**WHAT YOU WILL DO**
Answer with a single number: the count of lines that hold "urządzeń".

+++

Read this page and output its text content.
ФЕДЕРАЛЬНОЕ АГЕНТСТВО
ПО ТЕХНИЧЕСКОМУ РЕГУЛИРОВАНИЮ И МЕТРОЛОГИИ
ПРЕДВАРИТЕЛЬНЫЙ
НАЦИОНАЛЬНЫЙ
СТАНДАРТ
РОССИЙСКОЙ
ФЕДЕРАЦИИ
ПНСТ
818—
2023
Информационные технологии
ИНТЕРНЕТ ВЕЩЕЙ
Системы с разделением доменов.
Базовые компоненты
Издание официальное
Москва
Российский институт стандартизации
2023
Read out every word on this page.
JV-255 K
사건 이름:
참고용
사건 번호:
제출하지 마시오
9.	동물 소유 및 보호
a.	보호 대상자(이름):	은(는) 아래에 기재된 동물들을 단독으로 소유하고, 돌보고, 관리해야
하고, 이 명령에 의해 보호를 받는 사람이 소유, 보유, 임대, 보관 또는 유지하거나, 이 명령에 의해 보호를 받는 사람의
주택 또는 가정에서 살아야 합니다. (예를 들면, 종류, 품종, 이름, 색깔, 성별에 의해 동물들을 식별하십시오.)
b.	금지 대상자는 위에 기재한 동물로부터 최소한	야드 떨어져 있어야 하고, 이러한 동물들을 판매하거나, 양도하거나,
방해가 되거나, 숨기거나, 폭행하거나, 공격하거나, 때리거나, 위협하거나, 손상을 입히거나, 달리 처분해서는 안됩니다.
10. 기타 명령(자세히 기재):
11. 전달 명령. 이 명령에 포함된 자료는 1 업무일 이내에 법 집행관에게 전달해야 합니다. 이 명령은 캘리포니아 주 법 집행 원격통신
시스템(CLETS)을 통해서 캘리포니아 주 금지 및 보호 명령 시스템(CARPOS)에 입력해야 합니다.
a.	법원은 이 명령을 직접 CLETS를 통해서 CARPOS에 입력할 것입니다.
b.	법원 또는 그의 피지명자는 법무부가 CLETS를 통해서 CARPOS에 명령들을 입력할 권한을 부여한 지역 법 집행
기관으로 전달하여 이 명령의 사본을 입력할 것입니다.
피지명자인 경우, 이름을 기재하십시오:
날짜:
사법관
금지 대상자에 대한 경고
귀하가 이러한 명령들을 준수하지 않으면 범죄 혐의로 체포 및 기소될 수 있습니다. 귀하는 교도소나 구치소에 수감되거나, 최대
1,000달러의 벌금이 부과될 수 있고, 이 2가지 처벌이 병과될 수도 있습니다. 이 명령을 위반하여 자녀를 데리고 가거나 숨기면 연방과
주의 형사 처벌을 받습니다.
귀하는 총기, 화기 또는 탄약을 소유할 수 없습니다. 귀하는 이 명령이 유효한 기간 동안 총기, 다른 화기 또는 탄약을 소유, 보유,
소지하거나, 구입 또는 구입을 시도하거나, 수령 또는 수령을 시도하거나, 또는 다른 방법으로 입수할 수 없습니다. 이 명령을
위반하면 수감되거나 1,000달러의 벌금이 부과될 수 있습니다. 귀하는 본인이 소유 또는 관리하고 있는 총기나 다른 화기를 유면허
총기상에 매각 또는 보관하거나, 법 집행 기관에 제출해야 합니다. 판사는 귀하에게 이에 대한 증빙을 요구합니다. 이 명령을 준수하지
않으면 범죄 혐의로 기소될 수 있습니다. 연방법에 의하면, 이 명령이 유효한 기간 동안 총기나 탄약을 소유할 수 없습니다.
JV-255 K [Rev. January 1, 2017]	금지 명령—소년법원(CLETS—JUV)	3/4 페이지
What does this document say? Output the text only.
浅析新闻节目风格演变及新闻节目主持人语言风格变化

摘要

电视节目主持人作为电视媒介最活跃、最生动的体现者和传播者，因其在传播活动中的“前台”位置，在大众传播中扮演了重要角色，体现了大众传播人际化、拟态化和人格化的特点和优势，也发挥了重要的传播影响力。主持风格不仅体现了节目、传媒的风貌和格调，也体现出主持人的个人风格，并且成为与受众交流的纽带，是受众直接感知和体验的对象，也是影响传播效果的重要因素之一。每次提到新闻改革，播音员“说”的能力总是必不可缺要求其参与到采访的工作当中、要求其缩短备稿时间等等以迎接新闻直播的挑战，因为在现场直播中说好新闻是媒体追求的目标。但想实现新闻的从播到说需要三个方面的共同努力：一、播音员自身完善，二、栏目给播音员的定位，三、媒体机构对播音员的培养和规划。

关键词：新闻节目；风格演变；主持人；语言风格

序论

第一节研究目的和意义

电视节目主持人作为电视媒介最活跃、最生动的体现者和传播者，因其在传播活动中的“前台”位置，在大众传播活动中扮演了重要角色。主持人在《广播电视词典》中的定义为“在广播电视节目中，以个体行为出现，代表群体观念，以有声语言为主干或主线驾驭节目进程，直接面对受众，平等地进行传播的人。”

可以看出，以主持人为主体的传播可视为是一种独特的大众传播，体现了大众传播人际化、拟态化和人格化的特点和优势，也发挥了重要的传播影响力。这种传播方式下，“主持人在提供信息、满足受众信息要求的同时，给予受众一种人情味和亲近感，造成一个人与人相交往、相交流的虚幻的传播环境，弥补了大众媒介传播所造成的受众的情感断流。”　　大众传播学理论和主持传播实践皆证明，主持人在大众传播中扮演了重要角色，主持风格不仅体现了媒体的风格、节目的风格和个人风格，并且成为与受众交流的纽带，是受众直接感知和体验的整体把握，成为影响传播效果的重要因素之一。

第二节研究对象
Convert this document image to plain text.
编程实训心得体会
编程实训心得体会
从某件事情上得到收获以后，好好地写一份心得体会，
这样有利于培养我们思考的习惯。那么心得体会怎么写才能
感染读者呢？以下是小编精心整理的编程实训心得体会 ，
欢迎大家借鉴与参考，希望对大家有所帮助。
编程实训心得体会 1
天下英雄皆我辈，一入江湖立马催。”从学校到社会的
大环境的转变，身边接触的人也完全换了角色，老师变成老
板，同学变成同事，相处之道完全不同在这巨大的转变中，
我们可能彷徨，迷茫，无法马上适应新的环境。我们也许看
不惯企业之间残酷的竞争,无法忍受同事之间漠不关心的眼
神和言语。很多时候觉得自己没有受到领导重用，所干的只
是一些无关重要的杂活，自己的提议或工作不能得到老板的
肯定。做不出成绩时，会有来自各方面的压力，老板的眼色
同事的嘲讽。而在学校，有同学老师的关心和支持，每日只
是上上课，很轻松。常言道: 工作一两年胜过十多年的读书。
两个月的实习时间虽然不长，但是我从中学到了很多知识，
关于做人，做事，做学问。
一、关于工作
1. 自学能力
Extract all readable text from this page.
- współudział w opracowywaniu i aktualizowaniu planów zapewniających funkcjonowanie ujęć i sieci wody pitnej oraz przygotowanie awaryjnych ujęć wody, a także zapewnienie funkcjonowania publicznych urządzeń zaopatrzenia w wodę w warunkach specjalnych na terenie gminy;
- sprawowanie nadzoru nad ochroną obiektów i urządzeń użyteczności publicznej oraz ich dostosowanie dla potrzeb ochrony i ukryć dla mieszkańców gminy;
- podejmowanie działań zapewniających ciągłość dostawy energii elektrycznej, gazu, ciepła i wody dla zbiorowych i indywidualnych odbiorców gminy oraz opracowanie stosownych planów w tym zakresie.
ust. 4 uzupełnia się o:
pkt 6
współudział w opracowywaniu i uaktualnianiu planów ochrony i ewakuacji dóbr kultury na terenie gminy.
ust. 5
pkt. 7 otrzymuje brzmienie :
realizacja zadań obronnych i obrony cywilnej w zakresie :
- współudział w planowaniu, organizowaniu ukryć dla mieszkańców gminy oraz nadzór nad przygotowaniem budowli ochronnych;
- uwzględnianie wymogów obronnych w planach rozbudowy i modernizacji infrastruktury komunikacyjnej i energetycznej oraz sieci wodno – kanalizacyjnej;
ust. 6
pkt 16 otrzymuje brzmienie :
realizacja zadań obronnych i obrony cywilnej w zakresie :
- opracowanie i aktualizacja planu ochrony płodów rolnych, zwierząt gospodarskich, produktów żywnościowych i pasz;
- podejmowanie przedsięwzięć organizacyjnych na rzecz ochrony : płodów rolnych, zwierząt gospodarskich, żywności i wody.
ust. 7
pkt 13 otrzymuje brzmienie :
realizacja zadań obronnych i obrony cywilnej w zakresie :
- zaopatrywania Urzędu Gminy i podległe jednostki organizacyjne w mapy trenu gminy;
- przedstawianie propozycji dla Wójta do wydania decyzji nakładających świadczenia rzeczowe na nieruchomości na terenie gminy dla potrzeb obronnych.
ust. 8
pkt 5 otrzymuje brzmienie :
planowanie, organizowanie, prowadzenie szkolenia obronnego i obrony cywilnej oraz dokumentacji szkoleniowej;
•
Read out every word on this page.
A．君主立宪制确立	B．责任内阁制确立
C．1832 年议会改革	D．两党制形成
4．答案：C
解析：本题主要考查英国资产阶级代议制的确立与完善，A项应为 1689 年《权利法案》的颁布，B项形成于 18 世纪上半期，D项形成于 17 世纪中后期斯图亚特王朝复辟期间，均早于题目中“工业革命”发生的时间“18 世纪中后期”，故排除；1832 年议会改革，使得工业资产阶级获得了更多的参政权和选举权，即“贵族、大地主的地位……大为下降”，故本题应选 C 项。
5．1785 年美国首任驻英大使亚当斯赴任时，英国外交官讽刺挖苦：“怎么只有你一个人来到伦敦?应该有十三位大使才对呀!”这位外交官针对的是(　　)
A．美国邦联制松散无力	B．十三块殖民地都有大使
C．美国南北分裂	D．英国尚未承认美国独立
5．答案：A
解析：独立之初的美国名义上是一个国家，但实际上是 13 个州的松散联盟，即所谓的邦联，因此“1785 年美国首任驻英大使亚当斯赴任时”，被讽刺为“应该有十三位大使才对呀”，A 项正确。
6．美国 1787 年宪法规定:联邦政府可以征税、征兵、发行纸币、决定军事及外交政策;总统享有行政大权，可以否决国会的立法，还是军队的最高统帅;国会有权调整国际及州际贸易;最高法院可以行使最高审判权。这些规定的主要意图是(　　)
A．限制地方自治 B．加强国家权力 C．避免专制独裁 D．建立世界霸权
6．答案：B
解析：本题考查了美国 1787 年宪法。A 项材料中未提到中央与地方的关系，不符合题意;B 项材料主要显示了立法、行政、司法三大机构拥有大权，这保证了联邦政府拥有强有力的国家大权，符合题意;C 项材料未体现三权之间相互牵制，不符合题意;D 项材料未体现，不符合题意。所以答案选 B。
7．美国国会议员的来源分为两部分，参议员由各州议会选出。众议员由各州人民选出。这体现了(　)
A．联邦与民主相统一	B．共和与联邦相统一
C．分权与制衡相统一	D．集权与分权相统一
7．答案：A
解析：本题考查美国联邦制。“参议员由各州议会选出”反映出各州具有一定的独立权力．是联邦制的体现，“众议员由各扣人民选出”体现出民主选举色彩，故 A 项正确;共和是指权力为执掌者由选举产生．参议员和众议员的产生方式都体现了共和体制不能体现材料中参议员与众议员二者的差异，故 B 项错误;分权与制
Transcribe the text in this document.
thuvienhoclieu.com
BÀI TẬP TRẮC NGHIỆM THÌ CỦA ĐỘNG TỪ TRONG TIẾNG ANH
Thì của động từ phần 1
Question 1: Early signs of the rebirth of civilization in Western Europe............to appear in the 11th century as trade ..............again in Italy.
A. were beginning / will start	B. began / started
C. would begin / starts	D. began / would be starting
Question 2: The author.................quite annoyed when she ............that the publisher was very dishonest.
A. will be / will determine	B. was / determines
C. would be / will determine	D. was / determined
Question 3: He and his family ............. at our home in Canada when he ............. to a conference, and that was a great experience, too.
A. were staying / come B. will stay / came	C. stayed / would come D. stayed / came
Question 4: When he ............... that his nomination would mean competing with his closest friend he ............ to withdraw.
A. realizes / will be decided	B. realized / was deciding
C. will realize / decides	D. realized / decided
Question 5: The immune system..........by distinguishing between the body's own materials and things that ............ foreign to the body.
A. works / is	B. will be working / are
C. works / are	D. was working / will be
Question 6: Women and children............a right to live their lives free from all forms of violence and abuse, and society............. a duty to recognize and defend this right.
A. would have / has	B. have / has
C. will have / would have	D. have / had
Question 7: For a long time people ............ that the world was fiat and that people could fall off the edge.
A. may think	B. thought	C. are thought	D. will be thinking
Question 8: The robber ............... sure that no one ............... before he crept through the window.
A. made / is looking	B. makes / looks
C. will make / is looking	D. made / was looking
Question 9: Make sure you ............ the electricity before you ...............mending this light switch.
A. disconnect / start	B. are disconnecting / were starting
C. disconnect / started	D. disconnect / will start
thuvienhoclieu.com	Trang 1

+++

**RESPONSE TO THIS EXERCISE**
2